Good Design in Housing award from the Ministry of Housing and Local Government for his development at Alderson Place in Norwich (1959).

Civic Trust Award for 131-133 Rosary Road in Norwich (1960).

RIBA medal and Civic Trust Award for Norwich Central Library (1963). When the Norwich Central Library was opened by Queen Elizabeth the Queen Mother in 1963, she said “It is always a very real pleasure to me to visit Norwich, and I am particularly glad that my visit today sees the completion of your Central Library, the fulfilment of many years of careful thought and planning.”

OBE of the Order of the British Empire in 1973 for services to architecture .

== Personal life ==
David Eyre Percival was born in 1914 in Marylebone (Westminster) in a British family of artists. His father, Frank Percival Driver, was a musician, singer and music teacher. His mother Olive Mary Parkin was an actress.

He was christened David Eyre Percival Driver, but in 1935 at the age of 21 he changed his name by deed poll to David Eyre Percival, as his brother changed his to Michael Percival at the same time.

David attended the Bartlett School of Architecture in London, and qualified as ARIBA in 1938.

In 1944 he married Kathleen Margaret Jenkins in Hendon, Barnet. She was the widow of Alan Fay Birley, a pilot officer/observer RAF killed in action in 1942, with whom she’d had a child, Michael. They had 5 sons : Richard, Roger, Andrew, Jonathan and Edward. After his wife died in 1987, he married Mauny Wood. David died 20 April 1995 in Norwich.

Given data:
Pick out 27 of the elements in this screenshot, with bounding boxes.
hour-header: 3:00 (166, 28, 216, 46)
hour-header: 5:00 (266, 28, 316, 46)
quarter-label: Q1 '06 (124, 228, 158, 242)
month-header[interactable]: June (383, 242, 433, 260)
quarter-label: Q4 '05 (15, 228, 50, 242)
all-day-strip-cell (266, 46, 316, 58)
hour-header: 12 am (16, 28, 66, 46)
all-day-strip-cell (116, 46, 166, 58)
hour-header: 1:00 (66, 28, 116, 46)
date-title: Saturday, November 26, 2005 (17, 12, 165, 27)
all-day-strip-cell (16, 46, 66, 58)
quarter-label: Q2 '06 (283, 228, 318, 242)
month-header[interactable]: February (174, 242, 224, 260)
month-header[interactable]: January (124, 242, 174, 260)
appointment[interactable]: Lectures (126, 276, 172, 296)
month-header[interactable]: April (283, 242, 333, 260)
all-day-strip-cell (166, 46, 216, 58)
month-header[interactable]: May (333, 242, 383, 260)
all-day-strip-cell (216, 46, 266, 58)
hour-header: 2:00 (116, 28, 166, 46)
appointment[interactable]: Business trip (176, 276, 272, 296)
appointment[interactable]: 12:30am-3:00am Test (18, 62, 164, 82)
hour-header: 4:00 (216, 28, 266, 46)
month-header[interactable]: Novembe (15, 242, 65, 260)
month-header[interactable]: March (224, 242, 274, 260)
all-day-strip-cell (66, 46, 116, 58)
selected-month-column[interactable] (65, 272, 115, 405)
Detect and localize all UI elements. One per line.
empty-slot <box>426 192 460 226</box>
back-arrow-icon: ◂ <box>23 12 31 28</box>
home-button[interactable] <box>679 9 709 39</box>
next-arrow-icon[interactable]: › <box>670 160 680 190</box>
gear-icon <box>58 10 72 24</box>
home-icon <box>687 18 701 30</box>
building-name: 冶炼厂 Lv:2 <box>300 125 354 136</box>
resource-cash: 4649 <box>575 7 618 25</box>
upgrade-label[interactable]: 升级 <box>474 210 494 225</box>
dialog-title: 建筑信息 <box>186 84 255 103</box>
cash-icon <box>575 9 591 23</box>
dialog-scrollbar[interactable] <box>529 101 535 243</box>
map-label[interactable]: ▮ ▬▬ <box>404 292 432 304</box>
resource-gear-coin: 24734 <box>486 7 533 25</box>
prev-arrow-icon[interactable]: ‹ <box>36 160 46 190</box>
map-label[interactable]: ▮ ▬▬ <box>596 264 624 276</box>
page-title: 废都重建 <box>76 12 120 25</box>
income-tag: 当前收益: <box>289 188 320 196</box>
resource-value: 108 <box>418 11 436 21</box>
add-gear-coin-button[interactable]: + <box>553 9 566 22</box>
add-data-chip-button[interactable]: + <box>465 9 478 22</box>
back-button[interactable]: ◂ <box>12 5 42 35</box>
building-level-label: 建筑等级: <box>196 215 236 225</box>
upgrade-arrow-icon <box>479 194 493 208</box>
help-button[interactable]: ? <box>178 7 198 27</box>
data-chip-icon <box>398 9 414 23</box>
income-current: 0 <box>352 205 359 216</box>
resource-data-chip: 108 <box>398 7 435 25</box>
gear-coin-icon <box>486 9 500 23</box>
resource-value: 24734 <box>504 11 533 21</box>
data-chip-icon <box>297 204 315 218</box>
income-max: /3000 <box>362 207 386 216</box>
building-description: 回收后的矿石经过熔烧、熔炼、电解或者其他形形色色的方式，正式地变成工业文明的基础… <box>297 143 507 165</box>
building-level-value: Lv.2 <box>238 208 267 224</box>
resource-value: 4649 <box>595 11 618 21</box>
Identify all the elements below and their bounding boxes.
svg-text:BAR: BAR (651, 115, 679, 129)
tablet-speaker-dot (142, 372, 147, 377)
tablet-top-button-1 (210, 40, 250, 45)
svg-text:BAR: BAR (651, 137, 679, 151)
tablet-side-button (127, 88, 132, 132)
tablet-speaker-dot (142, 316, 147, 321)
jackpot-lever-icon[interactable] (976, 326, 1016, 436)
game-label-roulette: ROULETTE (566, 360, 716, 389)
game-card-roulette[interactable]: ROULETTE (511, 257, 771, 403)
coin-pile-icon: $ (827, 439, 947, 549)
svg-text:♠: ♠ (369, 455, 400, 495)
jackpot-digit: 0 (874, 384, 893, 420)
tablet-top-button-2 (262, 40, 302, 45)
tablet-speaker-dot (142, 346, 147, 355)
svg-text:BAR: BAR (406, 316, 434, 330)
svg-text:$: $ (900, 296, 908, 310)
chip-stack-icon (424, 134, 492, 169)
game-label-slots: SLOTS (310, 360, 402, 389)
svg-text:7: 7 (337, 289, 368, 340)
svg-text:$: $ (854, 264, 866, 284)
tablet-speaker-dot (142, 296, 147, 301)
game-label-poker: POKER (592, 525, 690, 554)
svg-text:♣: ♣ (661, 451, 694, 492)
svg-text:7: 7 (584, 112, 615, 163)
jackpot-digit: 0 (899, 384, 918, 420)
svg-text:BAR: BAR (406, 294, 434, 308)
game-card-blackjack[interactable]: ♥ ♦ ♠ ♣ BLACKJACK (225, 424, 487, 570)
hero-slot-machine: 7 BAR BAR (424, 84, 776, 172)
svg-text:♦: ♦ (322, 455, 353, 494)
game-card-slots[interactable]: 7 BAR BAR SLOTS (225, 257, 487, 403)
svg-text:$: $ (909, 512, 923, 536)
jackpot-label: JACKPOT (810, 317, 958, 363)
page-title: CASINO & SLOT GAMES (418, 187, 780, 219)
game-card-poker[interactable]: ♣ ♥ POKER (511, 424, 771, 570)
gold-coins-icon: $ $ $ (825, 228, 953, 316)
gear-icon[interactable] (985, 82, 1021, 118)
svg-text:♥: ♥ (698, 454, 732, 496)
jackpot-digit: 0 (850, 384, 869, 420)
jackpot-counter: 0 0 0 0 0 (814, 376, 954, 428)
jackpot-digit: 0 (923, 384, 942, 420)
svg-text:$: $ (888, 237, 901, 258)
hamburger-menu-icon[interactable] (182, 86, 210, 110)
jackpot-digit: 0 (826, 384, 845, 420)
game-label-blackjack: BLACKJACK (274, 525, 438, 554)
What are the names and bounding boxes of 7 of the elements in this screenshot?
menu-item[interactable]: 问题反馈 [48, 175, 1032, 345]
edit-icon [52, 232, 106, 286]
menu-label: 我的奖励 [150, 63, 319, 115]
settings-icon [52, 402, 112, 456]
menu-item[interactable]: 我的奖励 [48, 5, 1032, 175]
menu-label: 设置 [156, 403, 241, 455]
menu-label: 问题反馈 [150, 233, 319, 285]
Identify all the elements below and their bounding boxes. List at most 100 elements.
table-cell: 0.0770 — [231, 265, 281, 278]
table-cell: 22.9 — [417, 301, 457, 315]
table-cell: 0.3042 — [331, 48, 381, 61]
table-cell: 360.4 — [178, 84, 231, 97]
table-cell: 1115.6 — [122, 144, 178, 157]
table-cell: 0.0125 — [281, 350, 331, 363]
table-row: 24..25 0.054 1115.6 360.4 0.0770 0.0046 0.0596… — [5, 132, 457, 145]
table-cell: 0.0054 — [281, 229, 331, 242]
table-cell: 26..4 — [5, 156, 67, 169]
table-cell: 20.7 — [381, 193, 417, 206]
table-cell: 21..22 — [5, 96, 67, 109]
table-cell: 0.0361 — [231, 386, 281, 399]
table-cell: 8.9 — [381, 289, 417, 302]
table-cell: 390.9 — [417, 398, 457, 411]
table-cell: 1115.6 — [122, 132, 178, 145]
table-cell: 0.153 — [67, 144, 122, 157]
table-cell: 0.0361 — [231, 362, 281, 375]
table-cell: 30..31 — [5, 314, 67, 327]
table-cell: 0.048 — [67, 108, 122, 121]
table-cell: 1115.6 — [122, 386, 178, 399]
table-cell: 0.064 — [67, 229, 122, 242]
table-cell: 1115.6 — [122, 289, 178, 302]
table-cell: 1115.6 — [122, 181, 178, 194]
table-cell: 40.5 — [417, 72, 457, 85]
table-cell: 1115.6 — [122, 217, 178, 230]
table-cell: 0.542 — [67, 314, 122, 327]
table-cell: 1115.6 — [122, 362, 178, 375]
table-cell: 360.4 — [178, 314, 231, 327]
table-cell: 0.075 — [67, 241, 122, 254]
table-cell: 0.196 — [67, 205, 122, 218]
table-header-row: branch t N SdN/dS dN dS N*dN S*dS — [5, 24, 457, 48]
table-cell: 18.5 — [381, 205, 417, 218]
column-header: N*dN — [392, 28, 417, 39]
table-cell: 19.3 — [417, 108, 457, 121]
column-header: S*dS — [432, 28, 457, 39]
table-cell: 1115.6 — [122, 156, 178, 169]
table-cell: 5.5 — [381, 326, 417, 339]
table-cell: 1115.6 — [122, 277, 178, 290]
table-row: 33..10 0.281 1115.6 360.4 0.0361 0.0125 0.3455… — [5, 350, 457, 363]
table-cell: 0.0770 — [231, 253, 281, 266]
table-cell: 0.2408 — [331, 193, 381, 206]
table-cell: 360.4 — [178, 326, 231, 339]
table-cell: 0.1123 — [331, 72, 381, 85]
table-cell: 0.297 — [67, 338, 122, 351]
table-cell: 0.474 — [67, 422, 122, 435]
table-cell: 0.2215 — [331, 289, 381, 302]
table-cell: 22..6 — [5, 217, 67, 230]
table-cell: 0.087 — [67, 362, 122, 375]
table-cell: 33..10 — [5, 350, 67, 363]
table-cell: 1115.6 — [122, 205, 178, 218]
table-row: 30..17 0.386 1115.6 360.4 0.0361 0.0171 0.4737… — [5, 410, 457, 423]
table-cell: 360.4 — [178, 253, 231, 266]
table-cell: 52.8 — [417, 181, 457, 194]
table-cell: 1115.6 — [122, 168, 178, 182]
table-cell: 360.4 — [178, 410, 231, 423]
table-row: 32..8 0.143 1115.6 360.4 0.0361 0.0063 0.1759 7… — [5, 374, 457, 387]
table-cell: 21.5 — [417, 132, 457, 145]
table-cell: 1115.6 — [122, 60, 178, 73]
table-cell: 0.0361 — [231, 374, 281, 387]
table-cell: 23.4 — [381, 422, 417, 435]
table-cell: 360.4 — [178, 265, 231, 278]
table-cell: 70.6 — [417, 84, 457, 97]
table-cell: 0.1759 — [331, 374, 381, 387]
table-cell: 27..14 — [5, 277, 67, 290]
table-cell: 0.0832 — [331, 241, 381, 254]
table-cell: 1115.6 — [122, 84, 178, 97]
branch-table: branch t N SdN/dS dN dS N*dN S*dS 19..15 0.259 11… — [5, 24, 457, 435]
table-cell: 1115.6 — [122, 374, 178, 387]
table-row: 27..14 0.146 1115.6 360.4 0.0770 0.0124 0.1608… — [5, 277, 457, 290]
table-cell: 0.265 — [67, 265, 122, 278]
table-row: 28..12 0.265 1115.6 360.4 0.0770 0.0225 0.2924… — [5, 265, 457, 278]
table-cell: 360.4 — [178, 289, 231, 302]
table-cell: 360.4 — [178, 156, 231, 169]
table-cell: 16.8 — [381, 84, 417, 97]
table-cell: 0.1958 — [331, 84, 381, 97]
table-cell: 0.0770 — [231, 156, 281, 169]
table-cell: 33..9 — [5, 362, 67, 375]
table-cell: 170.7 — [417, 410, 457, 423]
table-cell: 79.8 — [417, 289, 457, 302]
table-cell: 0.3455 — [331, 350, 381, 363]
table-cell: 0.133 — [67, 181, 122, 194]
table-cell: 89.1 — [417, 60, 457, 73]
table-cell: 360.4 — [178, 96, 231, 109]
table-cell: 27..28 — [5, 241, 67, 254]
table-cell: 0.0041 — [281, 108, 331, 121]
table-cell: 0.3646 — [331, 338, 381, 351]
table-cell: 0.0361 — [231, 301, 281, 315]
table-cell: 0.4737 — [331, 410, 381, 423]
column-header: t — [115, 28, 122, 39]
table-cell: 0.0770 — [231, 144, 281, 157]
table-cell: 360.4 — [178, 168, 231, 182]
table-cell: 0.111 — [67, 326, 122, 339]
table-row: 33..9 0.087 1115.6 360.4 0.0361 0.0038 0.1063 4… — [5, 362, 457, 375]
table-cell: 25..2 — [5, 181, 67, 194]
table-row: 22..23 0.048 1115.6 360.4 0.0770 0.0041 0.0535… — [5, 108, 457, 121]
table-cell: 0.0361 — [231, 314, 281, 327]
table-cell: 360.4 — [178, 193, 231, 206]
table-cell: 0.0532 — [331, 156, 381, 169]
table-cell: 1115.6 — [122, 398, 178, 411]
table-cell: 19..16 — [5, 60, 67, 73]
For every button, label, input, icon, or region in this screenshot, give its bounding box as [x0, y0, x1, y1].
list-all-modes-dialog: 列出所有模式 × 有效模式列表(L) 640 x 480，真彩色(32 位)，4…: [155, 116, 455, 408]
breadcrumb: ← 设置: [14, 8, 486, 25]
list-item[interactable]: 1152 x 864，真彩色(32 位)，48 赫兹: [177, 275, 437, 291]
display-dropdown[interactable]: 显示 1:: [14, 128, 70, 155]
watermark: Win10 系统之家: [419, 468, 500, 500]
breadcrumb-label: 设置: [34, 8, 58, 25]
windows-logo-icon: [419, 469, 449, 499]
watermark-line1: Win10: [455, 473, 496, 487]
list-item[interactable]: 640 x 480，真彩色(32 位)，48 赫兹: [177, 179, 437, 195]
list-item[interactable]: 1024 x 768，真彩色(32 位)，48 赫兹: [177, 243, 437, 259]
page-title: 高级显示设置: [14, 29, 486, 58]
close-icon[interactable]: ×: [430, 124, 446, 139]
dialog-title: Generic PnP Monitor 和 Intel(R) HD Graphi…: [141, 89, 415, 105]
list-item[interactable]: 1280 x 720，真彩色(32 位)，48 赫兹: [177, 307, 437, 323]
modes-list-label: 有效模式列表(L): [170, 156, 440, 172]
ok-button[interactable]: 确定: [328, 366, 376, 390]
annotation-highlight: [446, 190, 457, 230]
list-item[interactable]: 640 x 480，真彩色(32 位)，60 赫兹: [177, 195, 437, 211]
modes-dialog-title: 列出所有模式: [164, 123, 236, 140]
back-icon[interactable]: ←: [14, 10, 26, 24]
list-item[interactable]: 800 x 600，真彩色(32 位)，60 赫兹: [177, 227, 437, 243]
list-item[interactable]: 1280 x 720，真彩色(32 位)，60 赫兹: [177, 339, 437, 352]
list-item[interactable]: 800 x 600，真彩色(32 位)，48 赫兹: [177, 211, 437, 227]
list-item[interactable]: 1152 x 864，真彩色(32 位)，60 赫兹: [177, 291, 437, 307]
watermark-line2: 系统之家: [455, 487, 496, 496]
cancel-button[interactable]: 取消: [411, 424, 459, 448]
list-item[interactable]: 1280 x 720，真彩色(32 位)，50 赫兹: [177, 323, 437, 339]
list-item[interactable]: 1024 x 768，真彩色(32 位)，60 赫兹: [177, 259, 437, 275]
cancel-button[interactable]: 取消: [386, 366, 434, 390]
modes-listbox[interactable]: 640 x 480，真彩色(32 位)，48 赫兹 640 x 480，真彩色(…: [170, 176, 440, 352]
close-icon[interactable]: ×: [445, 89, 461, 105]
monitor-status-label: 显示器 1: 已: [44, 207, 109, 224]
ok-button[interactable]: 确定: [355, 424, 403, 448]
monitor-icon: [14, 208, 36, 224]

Tasks to complete:
1. Render this sentence from the passage on David Eyre Percival into French: "David attended the Bartlett School of Architecture in London, and qualified as ARIBA in 1938."
2. Reproduce the portion of the passage on David Eyre Percival starting with "RIBA medal and" and going on through "the same time.".

Solution set:
1. David a fréquenté la Bartlett School of Architecture à Londres et a obtenu le titre d'ARIBA en 1938.

2.
RIBA medal and Civic Trust Award for Norwich Central Library (1963). When the Norwich Central Library was opened by Queen Elizabeth the Queen Mother in 1963, she said “It is always a very real pleasure to me to visit Norwich, and I am particularly glad that my visit today sees the completion of your Central Library, the fulfilment of many years of careful thought and planning.”

OBE of the Order of the British Empire in 1973 for services to architecture .

== Personal life ==
David Eyre Percival was born in 1914 in Marylebone (Westminster) in a British family of artists. His father, Frank Percival Driver, was a musician, singer and music teacher. His mother Olive Mary Parkin was an actress.

He was christened David Eyre Percival Driver, but in 1935 at the age of 21 he changed his name by deed poll to David Eyre Percival, as his brother changed his to Michael Percival at the same time.